== Given task ==
Reproduce the whole listing, character for character.

== Dataset rows ==

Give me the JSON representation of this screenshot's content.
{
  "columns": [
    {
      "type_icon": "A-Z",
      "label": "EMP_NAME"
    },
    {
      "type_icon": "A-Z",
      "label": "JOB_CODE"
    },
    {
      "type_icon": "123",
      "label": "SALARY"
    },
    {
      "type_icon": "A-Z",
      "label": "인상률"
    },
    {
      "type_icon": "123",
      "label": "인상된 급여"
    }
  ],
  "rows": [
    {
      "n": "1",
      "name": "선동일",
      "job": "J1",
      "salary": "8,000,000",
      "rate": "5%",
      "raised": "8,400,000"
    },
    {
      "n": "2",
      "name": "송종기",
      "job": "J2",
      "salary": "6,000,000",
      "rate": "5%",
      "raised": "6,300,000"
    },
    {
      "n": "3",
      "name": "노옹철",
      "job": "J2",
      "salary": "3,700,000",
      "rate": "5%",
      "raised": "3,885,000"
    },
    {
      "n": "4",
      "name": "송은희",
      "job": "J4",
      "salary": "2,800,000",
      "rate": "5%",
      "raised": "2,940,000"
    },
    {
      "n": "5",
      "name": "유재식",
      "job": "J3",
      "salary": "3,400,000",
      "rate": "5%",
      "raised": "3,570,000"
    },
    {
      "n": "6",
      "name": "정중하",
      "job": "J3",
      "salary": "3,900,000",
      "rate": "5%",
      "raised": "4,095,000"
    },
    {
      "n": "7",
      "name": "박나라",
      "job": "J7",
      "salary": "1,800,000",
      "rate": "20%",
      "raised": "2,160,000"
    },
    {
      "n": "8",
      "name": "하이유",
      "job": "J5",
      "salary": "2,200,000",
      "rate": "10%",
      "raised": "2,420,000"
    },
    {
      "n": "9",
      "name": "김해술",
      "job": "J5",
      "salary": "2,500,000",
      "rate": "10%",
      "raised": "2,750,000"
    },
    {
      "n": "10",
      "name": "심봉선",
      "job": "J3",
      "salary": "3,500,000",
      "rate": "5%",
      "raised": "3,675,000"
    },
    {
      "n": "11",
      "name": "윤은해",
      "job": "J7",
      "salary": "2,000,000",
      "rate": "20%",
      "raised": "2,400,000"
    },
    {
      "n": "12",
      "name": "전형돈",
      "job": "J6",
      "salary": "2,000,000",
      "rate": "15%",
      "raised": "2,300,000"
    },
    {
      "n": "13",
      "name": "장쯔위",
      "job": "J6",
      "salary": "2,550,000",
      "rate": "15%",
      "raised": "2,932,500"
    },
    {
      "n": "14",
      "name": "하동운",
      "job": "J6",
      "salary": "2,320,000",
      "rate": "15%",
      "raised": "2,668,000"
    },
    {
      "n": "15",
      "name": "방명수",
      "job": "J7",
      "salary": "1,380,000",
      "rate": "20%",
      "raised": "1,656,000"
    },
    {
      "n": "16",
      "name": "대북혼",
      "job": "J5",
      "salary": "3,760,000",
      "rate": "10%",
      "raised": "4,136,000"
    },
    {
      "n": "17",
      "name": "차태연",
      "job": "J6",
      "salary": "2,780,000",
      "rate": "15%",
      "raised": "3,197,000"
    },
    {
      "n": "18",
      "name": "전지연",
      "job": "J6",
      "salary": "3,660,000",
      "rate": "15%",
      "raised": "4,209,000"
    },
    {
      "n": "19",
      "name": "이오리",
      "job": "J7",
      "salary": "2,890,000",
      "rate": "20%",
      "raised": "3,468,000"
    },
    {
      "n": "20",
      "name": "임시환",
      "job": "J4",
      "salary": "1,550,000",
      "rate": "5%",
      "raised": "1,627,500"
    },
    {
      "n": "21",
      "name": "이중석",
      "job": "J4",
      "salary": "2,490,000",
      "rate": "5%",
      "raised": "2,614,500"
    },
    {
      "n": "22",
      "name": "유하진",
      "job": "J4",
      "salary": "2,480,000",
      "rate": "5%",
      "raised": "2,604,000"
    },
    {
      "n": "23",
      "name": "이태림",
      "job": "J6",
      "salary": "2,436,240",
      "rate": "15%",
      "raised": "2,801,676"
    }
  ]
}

== Output for this exercise ==
Give me the JSON representation of this screenshot's content.
{
  "columns": [
    {
      "type_icon": "A-Z",
      "label": "EMP_NAME"
    },
    {
      "type_icon": "A-Z",
      "label": "JOB_CODE"
    },
    {
      "type_icon": "123",
      "label": "SALARY"
    },
    {
      "type_icon": "A-Z",
      "label": "인상률"
    },
    {
      "type_icon": "123",
      "label": "인상된 급여"
    }
  ],
  "rows": [
    {
      "n": "1",
      "name": "선동일",
      "job": "J1",
      "salary": "8,000,000",
      "rate": "5%",
      "raised": "8,400,000"
    },
    {
      "n": "2",
      "name": "송종기",
      "job": "J2",
      "salary": "6,000,000",
      "rate": "5%",
      "raised": "6,300,000"
    },
    {
      "n": "3",
      "name": "노옹철",
      "job": "J2",
      "salary": "3,700,000",
      "rate": "5%",
      "raised": "3,885,000"
    },
    {
      "n": "4",
      "name": "송은희",
      "job": "J4",
      "salary": "2,800,000",
      "rate": "5%",
      "raised": "2,940,000"
    },
    {
      "n": "5",
      "name": "유재식",
      "job": "J3",
      "salary": "3,400,000",
      "rate": "5%",
      "raised": "3,570,000"
    },
    {
      "n": "6",
      "name": "정중하",
      "job": "J3",
      "salary": "3,900,000",
      "rate": "5%",
      "raised": "4,095,000"
    },
    {
      "n": "7",
      "name": "박나라",
      "job": "J7",
      "salary": "1,800,000",
      "rate": "20%",
      "raised": "2,160,000"
    },
    {
      "n": "8",
      "name": "하이유",
      "job": "J5",
      "salary": "2,200,000",
      "rate": "10%",
      "raised": "2,420,000"
    },
    {
      "n": "9",
      "name": "김해술",
      "job": "J5",
      "salary": "2,500,000",
      "rate": "10%",
      "raised": "2,750,000"
    },
    {
      "n": "10",
      "name": "심봉선",
      "job": "J3",
      "salary": "3,500,000",
      "rate": "5%",
      "raised": "3,675,000"
    },
    {
      "n": "11",
      "name": "윤은해",
      "job": "J7",
      "salary": "2,000,000",
      "rate": "20%",
      "raised": "2,400,000"
    },
    {
      "n": "12",
      "name": "전형돈",
      "job": "J6",
      "salary": "2,000,000",
      "rate": "15%",
      "raised": "2,300,000"
    },
    {
      "n": "13",
      "name": "장쯔위",
      "job": "J6",
      "salary": "2,550,000",
      "rate": "15%",
      "raised": "2,932,500"
    },
    {
      "n": "14",
      "name": "하동운",
      "job": "J6",
      "salary": "2,320,000",
      "rate": "15%",
      "raised": "2,668,000"
    },
    {
      "n": "15",
      "name": "방명수",
      "job": "J7",
      "salary": "1,380,000",
      "rate": "20%",
      "raised": "1,656,000"
    },
    {
      "n": "16",
      "name": "대북혼",
      "job": "J5",
      "salary": "3,760,000",
      "rate": "10%",
      "raised": "4,136,000"
    },
    {
      "n": "17",
      "name": "차태연",
      "job": "J6",
      "salary": "2,780,000",
      "rate": "15%",
      "raised": "3,197,000"
    },
    {
      "n": "18",
      "name": "전지연",
      "job": "J6",
      "salary": "3,660,000",
      "rate": "15%",
      "raised": "4,209,000"
    },
    {
      "n": "19",
      "name": "이오리",
      "job": "J7",
      "salary": "2,890,000",
      "rate": "20%",
      "raised": "3,468,000"
    },
    {
      "n": "20",
      "name": "임시환",
      "job": "J4",
      "salary": "1,550,000",
      "rate": "5%",
      "raised": "1,627,500"
    },
    {
      "n": "21",
      "name": "이중석",
      "job": "J4",
      "salary": "2,490,000",
      "rate": "5%",
      "raised": "2,614,500"
    },
    {
      "n": "22",
      "name": "유하진",
      "job": "J4",
      "salary": "2,480,000",
      "rate": "5%",
      "raised": "2,604,000"
    },
    {
      "n": "23",
      "name": "이태림",
      "job": "J6",
      "salary": "2,436,240",
      "rate": "15%",
      "raised": "2,801,676"
    }
  ]
}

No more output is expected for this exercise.